━━ DATA PROVIDED ━━

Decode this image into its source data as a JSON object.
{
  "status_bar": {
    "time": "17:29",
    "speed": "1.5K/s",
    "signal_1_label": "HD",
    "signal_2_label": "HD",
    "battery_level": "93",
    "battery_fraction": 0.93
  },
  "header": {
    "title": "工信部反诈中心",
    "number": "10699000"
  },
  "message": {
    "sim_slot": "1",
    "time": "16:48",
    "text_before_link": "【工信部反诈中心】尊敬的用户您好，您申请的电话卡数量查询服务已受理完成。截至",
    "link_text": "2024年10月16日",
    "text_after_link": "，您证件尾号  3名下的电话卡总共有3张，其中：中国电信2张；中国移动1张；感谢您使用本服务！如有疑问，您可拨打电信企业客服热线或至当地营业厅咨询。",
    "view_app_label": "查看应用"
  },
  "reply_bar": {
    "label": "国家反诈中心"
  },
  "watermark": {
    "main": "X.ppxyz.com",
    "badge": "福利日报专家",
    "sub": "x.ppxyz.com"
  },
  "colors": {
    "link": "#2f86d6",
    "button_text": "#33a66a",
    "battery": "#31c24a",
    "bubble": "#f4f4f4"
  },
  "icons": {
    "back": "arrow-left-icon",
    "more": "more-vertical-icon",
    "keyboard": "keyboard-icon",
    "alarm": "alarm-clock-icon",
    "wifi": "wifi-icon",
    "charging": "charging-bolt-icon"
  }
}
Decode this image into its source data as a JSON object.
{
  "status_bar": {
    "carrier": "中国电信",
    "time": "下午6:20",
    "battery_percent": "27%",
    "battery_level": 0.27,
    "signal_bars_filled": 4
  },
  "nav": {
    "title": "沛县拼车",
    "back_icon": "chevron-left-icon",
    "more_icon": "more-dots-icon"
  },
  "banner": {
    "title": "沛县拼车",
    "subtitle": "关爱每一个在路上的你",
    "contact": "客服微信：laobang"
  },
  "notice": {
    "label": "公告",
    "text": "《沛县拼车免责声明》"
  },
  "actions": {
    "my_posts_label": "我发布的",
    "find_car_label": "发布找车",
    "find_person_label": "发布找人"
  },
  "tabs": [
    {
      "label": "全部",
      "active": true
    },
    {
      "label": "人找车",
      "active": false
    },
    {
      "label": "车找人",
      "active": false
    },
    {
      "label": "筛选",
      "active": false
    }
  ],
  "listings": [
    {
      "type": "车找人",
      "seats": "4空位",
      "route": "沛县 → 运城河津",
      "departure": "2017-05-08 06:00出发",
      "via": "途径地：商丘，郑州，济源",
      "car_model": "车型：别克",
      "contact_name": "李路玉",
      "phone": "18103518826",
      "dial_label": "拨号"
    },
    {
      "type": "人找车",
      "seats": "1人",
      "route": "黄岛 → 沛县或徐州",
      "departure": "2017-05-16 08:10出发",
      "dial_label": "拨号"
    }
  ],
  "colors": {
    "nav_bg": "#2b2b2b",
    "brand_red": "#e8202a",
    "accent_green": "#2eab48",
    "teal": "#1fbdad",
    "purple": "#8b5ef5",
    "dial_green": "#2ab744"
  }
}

━━━

- [INSTRUCTIONS TO FOLLOW]: Output every record above exactly as it appears.

- [TASK ANSWER]:
Decode this image into its source data as a JSON object.
{
  "status_bar": {
    "time": "17:29",
    "speed": "1.5K/s",
    "signal_1_label": "HD",
    "signal_2_label": "HD",
    "battery_level": "93",
    "battery_fraction": 0.93
  },
  "header": {
    "title": "工信部反诈中心",
    "number": "10699000"
  },
  "message": {
    "sim_slot": "1",
    "time": "16:48",
    "text_before_link": "【工信部反诈中心】尊敬的用户您好，您申请的电话卡数量查询服务已受理完成。截至",
    "link_text": "2024年10月16日",
    "text_after_link": "，您证件尾号  3名下的电话卡总共有3张，其中：中国电信2张；中国移动1张；感谢您使用本服务！如有疑问，您可拨打电信企业客服热线或至当地营业厅咨询。",
    "view_app_label": "查看应用"
  },
  "reply_bar": {
    "label": "国家反诈中心"
  },
  "watermark": {
    "main": "X.ppxyz.com",
    "badge": "福利日报专家",
    "sub": "x.ppxyz.com"
  },
  "colors": {
    "link": "#2f86d6",
    "button_text": "#33a66a",
    "battery": "#31c24a",
    "bubble": "#f4f4f4"
  },
  "icons": {
    "back": "arrow-left-icon",
    "more": "more-vertical-icon",
    "keyboard": "keyboard-icon",
    "alarm": "alarm-clock-icon",
    "wifi": "wifi-icon",
    "charging": "charging-bolt-icon"
  }
}
Decode this image into its source data as a JSON object.
{
  "status_bar": {
    "carrier": "中国电信",
    "time": "下午6:20",
    "battery_percent": "27%",
    "battery_level": 0.27,
    "signal_bars_filled": 4
  },
  "nav": {
    "title": "沛县拼车",
    "back_icon": "chevron-left-icon",
    "more_icon": "more-dots-icon"
  },
  "banner": {
    "title": "沛县拼车",
    "subtitle": "关爱每一个在路上的你",
    "contact": "客服微信：laobang"
  },
  "notice": {
    "label": "公告",
    "text": "《沛县拼车免责声明》"
  },
  "actions": {
    "my_posts_label": "我发布的",
    "find_car_label": "发布找车",
    "find_person_label": "发布找人"
  },
  "tabs": [
    {
      "label": "全部",
      "active": true
    },
    {
      "label": "人找车",
      "active": false
    },
    {
      "label": "车找人",
      "active": false
    },
    {
      "label": "筛选",
      "active": false
    }
  ],
  "listings": [
    {
      "type": "车找人",
      "seats": "4空位",
      "route": "沛县 → 运城河津",
      "departure": "2017-05-08 06:00出发",
      "via": "途径地：商丘，郑州，济源",
      "car_model": "车型：别克",
      "contact_name": "李路玉",
      "phone": "18103518826",
      "dial_label": "拨号"
    },
    {
      "type": "人找车",
      "seats": "1人",
      "route": "黄岛 → 沛县或徐州",
      "departure": "2017-05-16 08:10出发",
      "dial_label": "拨号"
    }
  ],
  "colors": {
    "nav_bg": "#2b2b2b",
    "brand_red": "#e8202a",
    "accent_green": "#2eab48",
    "teal": "#1fbdad",
    "purple": "#8b5ef5",
    "dial_green": "#2ab744"
  }
}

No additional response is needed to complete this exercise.